#### Data entries ####

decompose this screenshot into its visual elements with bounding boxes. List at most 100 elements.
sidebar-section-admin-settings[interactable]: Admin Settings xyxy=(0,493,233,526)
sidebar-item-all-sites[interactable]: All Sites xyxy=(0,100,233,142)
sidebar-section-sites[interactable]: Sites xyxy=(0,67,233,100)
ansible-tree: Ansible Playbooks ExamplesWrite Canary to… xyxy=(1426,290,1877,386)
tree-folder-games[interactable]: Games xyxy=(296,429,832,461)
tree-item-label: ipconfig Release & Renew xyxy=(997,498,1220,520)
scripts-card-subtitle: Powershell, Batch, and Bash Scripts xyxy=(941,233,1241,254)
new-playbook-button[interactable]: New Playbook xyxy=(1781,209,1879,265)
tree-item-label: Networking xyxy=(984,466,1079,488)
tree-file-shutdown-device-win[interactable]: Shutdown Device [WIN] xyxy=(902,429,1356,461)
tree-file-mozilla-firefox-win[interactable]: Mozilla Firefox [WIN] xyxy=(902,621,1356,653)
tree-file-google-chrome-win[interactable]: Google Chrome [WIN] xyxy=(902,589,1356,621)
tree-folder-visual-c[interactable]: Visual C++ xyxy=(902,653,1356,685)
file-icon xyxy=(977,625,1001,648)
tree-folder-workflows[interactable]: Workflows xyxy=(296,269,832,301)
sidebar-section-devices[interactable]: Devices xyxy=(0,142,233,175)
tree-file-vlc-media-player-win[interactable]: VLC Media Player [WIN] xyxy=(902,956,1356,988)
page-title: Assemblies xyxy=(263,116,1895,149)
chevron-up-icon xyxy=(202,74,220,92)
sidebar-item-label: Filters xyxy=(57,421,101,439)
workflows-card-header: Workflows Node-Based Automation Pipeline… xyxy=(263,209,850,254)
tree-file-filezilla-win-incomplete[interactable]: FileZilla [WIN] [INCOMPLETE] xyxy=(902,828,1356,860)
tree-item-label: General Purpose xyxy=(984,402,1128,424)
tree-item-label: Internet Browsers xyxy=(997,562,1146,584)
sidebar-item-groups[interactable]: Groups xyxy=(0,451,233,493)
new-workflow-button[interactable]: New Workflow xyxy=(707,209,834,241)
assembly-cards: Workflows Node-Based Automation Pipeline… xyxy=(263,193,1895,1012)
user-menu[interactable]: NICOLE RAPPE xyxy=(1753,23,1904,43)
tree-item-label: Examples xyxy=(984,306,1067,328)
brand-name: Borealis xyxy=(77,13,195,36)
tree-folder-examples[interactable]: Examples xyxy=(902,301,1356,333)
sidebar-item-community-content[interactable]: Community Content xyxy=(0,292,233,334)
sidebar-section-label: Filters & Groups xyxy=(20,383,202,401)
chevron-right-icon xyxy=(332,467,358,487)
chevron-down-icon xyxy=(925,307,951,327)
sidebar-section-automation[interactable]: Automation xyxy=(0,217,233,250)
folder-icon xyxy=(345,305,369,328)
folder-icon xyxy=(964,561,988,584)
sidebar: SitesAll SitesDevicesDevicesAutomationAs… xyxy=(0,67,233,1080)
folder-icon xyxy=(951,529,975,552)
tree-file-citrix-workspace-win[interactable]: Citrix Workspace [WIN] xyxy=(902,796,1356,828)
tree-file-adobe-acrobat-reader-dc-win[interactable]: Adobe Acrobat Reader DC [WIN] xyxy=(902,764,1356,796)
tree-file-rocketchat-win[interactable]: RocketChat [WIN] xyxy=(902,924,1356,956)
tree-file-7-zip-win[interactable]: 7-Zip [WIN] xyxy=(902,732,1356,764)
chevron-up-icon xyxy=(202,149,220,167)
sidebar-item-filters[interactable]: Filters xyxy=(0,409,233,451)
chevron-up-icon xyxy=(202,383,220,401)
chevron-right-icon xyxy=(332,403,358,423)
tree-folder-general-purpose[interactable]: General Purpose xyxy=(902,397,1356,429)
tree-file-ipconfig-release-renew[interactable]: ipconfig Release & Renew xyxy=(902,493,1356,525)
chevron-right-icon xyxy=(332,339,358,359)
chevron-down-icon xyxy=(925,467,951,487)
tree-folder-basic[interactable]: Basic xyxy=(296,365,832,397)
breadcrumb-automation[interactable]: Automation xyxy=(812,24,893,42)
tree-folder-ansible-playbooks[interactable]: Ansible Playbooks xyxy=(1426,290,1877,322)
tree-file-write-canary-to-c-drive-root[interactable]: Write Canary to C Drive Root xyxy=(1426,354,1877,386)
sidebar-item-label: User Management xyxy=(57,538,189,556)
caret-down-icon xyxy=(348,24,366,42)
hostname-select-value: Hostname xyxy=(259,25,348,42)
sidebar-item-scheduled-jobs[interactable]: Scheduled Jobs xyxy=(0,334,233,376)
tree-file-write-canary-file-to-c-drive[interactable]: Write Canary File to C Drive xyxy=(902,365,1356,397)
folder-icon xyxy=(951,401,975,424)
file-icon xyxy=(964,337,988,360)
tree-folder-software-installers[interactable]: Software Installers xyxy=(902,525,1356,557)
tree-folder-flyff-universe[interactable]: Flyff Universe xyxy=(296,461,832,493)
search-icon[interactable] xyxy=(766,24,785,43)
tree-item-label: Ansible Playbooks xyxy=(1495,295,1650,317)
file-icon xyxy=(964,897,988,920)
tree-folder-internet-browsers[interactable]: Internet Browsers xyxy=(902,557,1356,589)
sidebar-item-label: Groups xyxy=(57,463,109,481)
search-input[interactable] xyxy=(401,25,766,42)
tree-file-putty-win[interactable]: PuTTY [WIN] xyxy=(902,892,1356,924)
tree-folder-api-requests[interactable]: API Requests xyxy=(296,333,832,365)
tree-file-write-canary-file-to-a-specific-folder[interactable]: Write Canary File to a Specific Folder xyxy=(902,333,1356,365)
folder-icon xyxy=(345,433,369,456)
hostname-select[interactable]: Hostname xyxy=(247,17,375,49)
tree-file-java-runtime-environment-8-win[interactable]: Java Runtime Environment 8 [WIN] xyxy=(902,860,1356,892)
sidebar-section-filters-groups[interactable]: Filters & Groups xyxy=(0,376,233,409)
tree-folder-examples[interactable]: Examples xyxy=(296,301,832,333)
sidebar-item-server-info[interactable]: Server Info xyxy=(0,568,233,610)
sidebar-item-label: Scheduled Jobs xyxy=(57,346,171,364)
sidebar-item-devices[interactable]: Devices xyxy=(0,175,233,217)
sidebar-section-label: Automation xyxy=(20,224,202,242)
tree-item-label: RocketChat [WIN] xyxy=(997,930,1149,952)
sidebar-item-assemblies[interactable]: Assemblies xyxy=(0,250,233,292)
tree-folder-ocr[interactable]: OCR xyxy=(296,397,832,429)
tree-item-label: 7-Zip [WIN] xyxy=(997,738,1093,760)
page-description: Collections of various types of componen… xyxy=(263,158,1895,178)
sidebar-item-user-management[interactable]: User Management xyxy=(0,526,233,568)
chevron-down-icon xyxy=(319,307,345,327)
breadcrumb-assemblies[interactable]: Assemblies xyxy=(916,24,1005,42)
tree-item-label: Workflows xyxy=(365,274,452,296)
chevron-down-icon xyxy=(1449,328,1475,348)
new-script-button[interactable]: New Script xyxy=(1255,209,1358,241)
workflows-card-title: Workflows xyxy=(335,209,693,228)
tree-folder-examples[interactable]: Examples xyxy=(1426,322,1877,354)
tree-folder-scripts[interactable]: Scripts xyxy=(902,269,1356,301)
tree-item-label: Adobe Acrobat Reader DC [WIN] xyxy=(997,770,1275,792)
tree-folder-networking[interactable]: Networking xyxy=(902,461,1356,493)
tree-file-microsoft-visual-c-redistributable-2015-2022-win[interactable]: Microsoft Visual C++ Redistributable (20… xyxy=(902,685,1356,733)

####

### Stated problem
Write out the lines from the start of them up to and including the line that contains "file-icon xyxy=(977,625,1001,648)", with no changes.

### Answer
decompose this screenshot into its visual elements with bounding boxes. List at most 100 elements.
sidebar-section-admin-settings[interactable]: Admin Settings xyxy=(0,493,233,526)
sidebar-item-all-sites[interactable]: All Sites xyxy=(0,100,233,142)
sidebar-section-sites[interactable]: Sites xyxy=(0,67,233,100)
ansible-tree: Ansible Playbooks ExamplesWrite Canary to… xyxy=(1426,290,1877,386)
tree-folder-games[interactable]: Games xyxy=(296,429,832,461)
tree-item-label: ipconfig Release & Renew xyxy=(997,498,1220,520)
scripts-card-subtitle: Powershell, Batch, and Bash Scripts xyxy=(941,233,1241,254)
new-playbook-button[interactable]: New Playbook xyxy=(1781,209,1879,265)
tree-item-label: Networking xyxy=(984,466,1079,488)
tree-file-shutdown-device-win[interactable]: Shutdown Device [WIN] xyxy=(902,429,1356,461)
tree-file-mozilla-firefox-win[interactable]: Mozilla Firefox [WIN] xyxy=(902,621,1356,653)
tree-file-google-chrome-win[interactable]: Google Chrome [WIN] xyxy=(902,589,1356,621)
tree-folder-visual-c[interactable]: Visual C++ xyxy=(902,653,1356,685)
file-icon xyxy=(977,625,1001,648)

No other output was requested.